Repeat each record below exactly as given.

## Begin

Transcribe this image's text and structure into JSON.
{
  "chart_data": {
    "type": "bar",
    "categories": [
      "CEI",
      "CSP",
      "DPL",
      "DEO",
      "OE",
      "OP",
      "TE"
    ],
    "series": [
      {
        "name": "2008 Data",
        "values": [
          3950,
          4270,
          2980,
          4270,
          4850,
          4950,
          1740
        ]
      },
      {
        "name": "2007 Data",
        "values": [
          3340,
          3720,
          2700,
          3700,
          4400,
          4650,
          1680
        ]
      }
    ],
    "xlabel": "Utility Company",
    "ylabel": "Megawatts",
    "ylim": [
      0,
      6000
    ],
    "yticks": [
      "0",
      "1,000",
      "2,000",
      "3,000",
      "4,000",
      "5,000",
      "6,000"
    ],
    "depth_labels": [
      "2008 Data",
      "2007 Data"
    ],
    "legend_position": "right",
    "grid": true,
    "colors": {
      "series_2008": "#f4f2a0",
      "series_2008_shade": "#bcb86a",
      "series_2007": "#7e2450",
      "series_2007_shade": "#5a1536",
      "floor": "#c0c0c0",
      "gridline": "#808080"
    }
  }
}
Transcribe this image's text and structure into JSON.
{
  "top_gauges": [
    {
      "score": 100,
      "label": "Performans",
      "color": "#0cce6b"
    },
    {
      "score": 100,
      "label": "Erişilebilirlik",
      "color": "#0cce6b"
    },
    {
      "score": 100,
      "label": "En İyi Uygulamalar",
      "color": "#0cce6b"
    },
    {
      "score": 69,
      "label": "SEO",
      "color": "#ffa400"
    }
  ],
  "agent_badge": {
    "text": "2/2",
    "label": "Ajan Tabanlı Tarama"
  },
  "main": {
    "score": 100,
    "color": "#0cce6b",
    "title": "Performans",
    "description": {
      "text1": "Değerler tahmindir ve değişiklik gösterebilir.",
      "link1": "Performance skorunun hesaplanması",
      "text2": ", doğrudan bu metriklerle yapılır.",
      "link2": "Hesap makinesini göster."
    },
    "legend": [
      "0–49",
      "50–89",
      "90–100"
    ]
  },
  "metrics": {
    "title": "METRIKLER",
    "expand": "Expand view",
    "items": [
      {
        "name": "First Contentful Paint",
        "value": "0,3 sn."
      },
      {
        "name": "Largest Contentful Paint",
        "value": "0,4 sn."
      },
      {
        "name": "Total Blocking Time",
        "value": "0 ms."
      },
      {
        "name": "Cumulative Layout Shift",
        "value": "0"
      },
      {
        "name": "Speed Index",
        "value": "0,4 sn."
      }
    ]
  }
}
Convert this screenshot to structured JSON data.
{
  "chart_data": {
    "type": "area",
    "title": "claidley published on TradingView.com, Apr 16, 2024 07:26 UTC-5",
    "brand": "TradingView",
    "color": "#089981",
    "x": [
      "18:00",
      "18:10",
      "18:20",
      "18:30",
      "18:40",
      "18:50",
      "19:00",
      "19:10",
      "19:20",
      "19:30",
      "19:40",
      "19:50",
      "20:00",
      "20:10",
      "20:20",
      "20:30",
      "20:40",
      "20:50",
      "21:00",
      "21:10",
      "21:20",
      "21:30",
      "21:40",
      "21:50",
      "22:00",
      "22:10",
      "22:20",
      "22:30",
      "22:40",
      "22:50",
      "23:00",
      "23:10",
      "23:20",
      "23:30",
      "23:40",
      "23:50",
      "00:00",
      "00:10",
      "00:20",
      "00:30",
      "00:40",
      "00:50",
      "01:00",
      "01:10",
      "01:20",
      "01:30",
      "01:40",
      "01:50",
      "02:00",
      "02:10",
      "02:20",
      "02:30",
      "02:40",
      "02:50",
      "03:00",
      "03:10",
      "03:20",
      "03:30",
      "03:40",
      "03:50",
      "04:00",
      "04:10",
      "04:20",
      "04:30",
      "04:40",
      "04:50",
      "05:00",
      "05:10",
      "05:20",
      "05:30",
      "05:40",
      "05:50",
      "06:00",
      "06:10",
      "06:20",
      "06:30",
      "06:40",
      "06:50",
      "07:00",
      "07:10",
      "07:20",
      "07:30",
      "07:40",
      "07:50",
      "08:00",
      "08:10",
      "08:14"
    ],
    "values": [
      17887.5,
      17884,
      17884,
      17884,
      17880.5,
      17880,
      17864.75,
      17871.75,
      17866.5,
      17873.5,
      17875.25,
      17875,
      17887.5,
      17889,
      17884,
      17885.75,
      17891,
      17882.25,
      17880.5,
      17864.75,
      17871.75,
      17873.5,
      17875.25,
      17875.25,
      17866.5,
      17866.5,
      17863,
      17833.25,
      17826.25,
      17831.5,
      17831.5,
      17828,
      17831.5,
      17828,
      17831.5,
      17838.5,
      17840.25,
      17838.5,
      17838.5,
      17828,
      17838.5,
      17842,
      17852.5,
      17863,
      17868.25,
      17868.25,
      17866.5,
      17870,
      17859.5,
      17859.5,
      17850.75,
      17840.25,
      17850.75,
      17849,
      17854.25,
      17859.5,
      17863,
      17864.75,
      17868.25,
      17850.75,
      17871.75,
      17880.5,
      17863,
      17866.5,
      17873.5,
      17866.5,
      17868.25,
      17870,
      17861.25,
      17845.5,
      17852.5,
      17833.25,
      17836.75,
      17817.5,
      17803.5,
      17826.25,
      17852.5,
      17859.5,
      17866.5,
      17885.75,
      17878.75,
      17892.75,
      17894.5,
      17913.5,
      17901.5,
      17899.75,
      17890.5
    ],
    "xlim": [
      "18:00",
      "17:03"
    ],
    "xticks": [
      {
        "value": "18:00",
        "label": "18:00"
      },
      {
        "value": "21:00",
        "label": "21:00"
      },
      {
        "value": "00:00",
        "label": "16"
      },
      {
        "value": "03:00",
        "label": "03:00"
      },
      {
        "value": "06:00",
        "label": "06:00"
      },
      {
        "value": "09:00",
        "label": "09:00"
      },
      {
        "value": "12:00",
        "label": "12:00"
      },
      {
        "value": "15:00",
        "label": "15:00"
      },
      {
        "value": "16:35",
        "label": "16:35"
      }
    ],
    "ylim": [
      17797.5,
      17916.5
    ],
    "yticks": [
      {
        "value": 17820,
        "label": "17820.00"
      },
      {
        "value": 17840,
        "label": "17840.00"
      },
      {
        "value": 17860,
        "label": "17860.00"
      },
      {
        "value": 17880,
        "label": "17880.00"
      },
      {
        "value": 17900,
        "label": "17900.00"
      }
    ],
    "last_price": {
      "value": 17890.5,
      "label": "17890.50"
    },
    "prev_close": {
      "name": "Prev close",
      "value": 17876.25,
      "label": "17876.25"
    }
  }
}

## End

Problem solution:
Transcribe this image's text and structure into JSON.
{
  "chart_data": {
    "type": "bar",
    "categories": [
      "CEI",
      "CSP",
      "DPL",
      "DEO",
      "OE",
      "OP",
      "TE"
    ],
    "series": [
      {
        "name": "2008 Data",
        "values": [
          3950,
          4270,
          2980,
          4270,
          4850,
          4950,
          1740
        ]
      },
      {
        "name": "2007 Data",
        "values": [
          3340,
          3720,
          2700,
          3700,
          4400,
          4650,
          1680
        ]
      }
    ],
    "xlabel": "Utility Company",
    "ylabel": "Megawatts",
    "ylim": [
      0,
      6000
    ],
    "yticks": [
      "0",
      "1,000",
      "2,000",
      "3,000",
      "4,000",
      "5,000",
      "6,000"
    ],
    "depth_labels": [
      "2008 Data",
      "2007 Data"
    ],
    "legend_position": "right",
    "grid": true,
    "colors": {
      "series_2008": "#f4f2a0",
      "series_2008_shade": "#bcb86a",
      "series_2007": "#7e2450",
      "series_2007_shade": "#5a1536",
      "floor": "#c0c0c0",
      "gridline": "#808080"
    }
  }
}
Transcribe this image's text and structure into JSON.
{
  "top_gauges": [
    {
      "score": 100,
      "label": "Performans",
      "color": "#0cce6b"
    },
    {
      "score": 100,
      "label": "Erişilebilirlik",
      "color": "#0cce6b"
    },
    {
      "score": 100,
      "label": "En İyi Uygulamalar",
      "color": "#0cce6b"
    },
    {
      "score": 69,
      "label": "SEO",
      "color": "#ffa400"
    }
  ],
  "agent_badge": {
    "text": "2/2",
    "label": "Ajan Tabanlı Tarama"
  },
  "main": {
    "score": 100,
    "color": "#0cce6b",
    "title": "Performans",
    "description": {
      "text1": "Değerler tahmindir ve değişiklik gösterebilir.",
      "link1": "Performance skorunun hesaplanması",
      "text2": ", doğrudan bu metriklerle yapılır.",
      "link2": "Hesap makinesini göster."
    },
    "legend": [
      "0–49",
      "50–89",
      "90–100"
    ]
  },
  "metrics": {
    "title": "METRIKLER",
    "expand": "Expand view",
    "items": [
      {
        "name": "First Contentful Paint",
        "value": "0,3 sn."
      },
      {
        "name": "Largest Contentful Paint",
        "value": "0,4 sn."
      },
      {
        "name": "Total Blocking Time",
        "value": "0 ms."
      },
      {
        "name": "Cumulative Layout Shift",
        "value": "0"
      },
      {
        "name": "Speed Index",
        "value": "0,4 sn."
      }
    ]
  }
}
Convert this screenshot to structured JSON data.
{
  "chart_data": {
    "type": "area",
    "title": "claidley published on TradingView.com, Apr 16, 2024 07:26 UTC-5",
    "brand": "TradingView",
    "color": "#089981",
    "x": [
      "18:00",
      "18:10",
      "18:20",
      "18:30",
      "18:40",
      "18:50",
      "19:00",
      "19:10",
      "19:20",
      "19:30",
      "19:40",
      "19:50",
      "20:00",
      "20:10",
      "20:20",
      "20:30",
      "20:40",
      "20:50",
      "21:00",
      "21:10",
      "21:20",
      "21:30",
      "21:40",
      "21:50",
      "22:00",
      "22:10",
      "22:20",
      "22:30",
      "22:40",
      "22:50",
      "23:00",
      "23:10",
      "23:20",
      "23:30",
      "23:40",
      "23:50",
      "00:00",
      "00:10",
      "00:20",
      "00:30",
      "00:40",
      "00:50",
      "01:00",
      "01:10",
      "01:20",
      "01:30",
      "01:40",
      "01:50",
      "02:00",
      "02:10",
      "02:20",
      "02:30",
      "02:40",
      "02:50",
      "03:00",
      "03:10",
      "03:20",
      "03:30",
      "03:40",
      "03:50",
      "04:00",
      "04:10",
      "04:20",
      "04:30",
      "04:40",
      "04:50",
      "05:00",
      "05:10",
      "05:20",
      "05:30",
      "05:40",
      "05:50",
      "06:00",
      "06:10",
      "06:20",
      "06:30",
      "06:40",
      "06:50",
      "07:00",
      "07:10",
      "07:20",
      "07:30",
      "07:40",
      "07:50",
      "08:00",
      "08:10",
      "08:14"
    ],
    "values": [
      17887.5,
      17884,
      17884,
      17884,
      17880.5,
      17880,
      17864.75,
      17871.75,
      17866.5,
      17873.5,
      17875.25,
      17875,
      17887.5,
      17889,
      17884,
      17885.75,
      17891,
      17882.25,
      17880.5,
      17864.75,
      17871.75,
      17873.5,
      17875.25,
      17875.25,
      17866.5,
      17866.5,
      17863,
      17833.25,
      17826.25,
      17831.5,
      17831.5,
      17828,
      17831.5,
      17828,
      17831.5,
      17838.5,
      17840.25,
      17838.5,
      17838.5,
      17828,
      17838.5,
      17842,
      17852.5,
      17863,
      17868.25,
      17868.25,
      17866.5,
      17870,
      17859.5,
      17859.5,
      17850.75,
      17840.25,
      17850.75,
      17849,
      17854.25,
      17859.5,
      17863,
      17864.75,
      17868.25,
      17850.75,
      17871.75,
      17880.5,
      17863,
      17866.5,
      17873.5,
      17866.5,
      17868.25,
      17870,
      17861.25,
      17845.5,
      17852.5,
      17833.25,
      17836.75,
      17817.5,
      17803.5,
      17826.25,
      17852.5,
      17859.5,
      17866.5,
      17885.75,
      17878.75,
      17892.75,
      17894.5,
      17913.5,
      17901.5,
      17899.75,
      17890.5
    ],
    "xlim": [
      "18:00",
      "17:03"
    ],
    "xticks": [
      {
        "value": "18:00",
        "label": "18:00"
      },
      {
        "value": "21:00",
        "label": "21:00"
      },
      {
        "value": "00:00",
        "label": "16"
      },
      {
        "value": "03:00",
        "label": "03:00"
      },
      {
        "value": "06:00",
        "label": "06:00"
      },
      {
        "value": "09:00",
        "label": "09:00"
      },
      {
        "value": "12:00",
        "label": "12:00"
      },
      {
        "value": "15:00",
        "label": "15:00"
      },
      {
        "value": "16:35",
        "label": "16:35"
      }
    ],
    "ylim": [
      17797.5,
      17916.5
    ],
    "yticks": [
      {
        "value": 17820,
        "label": "17820.00"
      },
      {
        "value": 17840,
        "label": "17840.00"
      },
      {
        "value": 17860,
        "label": "17860.00"
      },
      {
        "value": 17880,
        "label": "17880.00"
      },
      {
        "value": 17900,
        "label": "17900.00"
      }
    ],
    "last_price": {
      "value": 17890.5,
      "label": "17890.50"
    },
    "prev_close": {
      "name": "Prev close",
      "value": 17876.25,
      "label": "17876.25"
    }
  }
}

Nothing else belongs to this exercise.